Identify the lines bearing the string "финансовое" and gather them.
★ ★ ★ ★ ★
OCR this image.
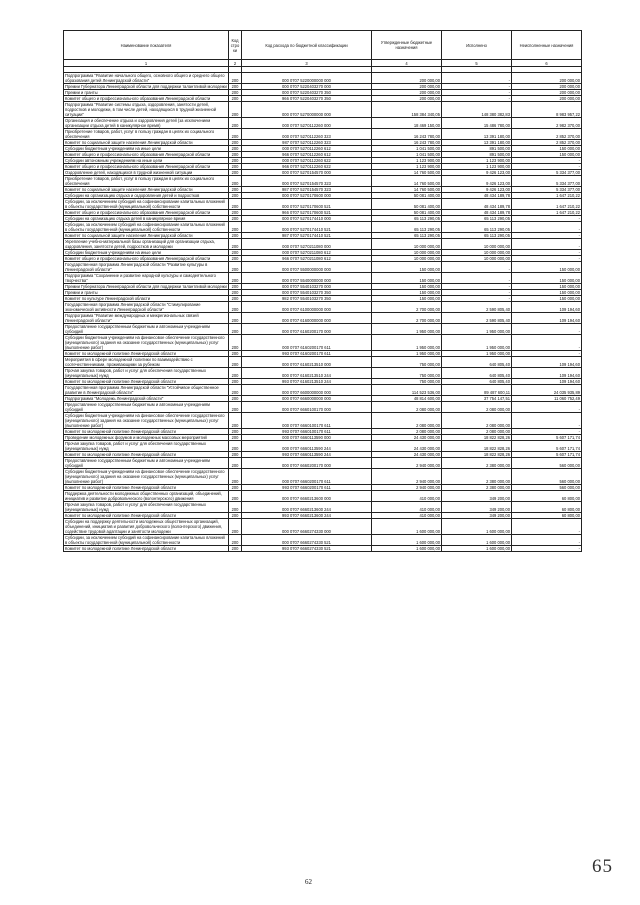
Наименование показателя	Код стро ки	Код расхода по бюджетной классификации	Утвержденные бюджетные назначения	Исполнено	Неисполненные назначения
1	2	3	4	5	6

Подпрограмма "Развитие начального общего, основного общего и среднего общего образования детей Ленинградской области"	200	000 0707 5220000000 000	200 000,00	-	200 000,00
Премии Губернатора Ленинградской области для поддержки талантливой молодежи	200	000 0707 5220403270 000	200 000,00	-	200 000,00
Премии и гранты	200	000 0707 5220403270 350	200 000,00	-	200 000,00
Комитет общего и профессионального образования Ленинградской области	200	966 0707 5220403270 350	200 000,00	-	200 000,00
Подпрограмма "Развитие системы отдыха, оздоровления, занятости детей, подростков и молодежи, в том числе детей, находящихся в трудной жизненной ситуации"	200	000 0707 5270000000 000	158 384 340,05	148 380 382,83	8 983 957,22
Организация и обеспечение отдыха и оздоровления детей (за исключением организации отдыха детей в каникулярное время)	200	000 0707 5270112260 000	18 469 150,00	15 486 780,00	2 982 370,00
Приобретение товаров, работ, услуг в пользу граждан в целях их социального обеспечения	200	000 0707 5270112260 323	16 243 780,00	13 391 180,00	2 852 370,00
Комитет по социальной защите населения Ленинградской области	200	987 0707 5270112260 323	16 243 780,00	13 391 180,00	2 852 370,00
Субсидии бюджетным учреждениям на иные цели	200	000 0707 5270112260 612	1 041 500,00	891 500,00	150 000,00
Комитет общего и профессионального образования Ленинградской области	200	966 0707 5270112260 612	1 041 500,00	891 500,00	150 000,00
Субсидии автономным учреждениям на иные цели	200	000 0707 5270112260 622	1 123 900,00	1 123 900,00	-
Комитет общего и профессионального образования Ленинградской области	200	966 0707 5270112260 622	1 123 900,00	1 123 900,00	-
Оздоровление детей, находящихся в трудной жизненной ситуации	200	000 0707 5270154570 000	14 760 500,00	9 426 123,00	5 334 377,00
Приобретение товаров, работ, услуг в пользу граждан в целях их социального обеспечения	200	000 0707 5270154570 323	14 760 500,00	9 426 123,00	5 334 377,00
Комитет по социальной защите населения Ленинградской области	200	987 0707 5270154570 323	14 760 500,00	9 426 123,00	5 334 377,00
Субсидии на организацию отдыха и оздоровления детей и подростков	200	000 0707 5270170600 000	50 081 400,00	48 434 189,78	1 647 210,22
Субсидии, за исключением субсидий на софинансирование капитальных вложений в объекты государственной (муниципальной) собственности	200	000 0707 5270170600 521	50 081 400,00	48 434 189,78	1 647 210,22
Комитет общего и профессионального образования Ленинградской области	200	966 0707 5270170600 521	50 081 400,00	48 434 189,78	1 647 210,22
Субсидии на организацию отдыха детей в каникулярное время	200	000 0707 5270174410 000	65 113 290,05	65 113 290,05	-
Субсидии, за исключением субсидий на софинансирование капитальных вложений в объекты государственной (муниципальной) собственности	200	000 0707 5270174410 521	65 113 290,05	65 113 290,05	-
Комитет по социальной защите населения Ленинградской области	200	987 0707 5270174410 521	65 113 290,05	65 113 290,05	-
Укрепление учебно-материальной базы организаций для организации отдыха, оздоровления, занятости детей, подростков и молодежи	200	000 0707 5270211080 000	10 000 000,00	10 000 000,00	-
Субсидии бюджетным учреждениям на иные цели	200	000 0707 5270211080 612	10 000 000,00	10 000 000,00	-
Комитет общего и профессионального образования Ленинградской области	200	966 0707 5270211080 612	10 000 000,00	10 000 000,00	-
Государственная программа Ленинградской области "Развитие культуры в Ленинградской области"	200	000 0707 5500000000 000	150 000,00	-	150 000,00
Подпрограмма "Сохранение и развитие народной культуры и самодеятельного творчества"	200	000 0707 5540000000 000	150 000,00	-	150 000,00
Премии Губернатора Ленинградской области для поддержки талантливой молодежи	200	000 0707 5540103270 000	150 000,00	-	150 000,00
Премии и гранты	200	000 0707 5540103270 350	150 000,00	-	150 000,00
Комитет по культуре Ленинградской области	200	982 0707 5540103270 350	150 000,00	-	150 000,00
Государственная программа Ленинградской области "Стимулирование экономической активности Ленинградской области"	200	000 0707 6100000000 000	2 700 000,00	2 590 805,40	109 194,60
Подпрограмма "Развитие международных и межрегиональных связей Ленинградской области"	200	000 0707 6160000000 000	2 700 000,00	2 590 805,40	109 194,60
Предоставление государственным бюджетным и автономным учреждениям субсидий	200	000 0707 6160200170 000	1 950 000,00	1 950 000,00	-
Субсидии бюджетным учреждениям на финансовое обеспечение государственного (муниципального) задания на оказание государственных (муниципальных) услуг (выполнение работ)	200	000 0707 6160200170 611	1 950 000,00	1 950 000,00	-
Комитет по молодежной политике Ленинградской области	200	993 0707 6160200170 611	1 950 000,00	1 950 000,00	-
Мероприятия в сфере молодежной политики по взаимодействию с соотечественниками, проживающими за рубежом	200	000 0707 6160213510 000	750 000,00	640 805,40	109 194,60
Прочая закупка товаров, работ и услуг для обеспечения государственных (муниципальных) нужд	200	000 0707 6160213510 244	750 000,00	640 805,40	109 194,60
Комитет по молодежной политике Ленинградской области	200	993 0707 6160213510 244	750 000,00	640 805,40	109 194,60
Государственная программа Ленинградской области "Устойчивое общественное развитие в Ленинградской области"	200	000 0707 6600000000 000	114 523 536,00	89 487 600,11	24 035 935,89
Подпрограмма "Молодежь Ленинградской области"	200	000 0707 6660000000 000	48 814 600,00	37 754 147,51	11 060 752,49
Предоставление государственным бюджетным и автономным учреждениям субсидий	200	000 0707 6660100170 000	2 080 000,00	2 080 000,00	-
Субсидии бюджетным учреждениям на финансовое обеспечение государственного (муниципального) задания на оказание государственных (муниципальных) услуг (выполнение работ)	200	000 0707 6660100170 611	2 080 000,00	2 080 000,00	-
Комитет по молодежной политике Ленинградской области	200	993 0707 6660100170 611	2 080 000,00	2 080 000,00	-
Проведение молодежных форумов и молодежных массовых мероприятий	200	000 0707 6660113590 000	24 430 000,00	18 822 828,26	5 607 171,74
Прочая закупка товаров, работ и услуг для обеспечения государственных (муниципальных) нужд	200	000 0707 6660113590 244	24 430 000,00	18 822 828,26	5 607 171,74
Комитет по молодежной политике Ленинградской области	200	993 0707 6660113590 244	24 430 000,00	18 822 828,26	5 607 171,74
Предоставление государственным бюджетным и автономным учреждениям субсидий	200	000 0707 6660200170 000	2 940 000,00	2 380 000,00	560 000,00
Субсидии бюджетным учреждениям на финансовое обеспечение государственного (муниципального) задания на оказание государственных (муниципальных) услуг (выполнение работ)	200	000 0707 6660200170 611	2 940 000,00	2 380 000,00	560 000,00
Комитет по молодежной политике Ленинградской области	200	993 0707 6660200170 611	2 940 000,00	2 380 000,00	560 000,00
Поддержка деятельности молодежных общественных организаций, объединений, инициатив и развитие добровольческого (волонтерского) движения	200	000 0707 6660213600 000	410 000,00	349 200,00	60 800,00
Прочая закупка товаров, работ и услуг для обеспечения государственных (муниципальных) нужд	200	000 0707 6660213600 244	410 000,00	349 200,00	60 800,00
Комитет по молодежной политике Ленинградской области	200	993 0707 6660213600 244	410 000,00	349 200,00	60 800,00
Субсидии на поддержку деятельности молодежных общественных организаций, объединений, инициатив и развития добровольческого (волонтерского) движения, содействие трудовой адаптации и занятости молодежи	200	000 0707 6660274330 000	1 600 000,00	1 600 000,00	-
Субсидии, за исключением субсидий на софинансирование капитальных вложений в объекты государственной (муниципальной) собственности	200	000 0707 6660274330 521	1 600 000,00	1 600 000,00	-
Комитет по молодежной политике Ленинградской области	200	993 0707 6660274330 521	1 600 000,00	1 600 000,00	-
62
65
★ ★ ★ ★ ★
Exercise answer:
Субсидии бюджетным учреждениям на финансовое обеспечение государственного (муниципального) задания на оказание государственных (муниципальных) услуг (выполнение работ)	200	000 0707 6160200170 611	1 950 000,00	1 950 000,00	-
Субсидии бюджетным учреждениям на финансовое обеспечение государственного (муниципального) задания на оказание государственных (муниципальных) услуг (выполнение работ)	200	000 0707 6660100170 611	2 080 000,00	2 080 000,00	-
Субсидии бюджетным учреждениям на финансовое обеспечение государственного (муниципального) задания на оказание государственных (муниципальных) услуг (выполнение работ)	200	000 0707 6660200170 611	2 940 000,00	2 380 000,00	560 000,00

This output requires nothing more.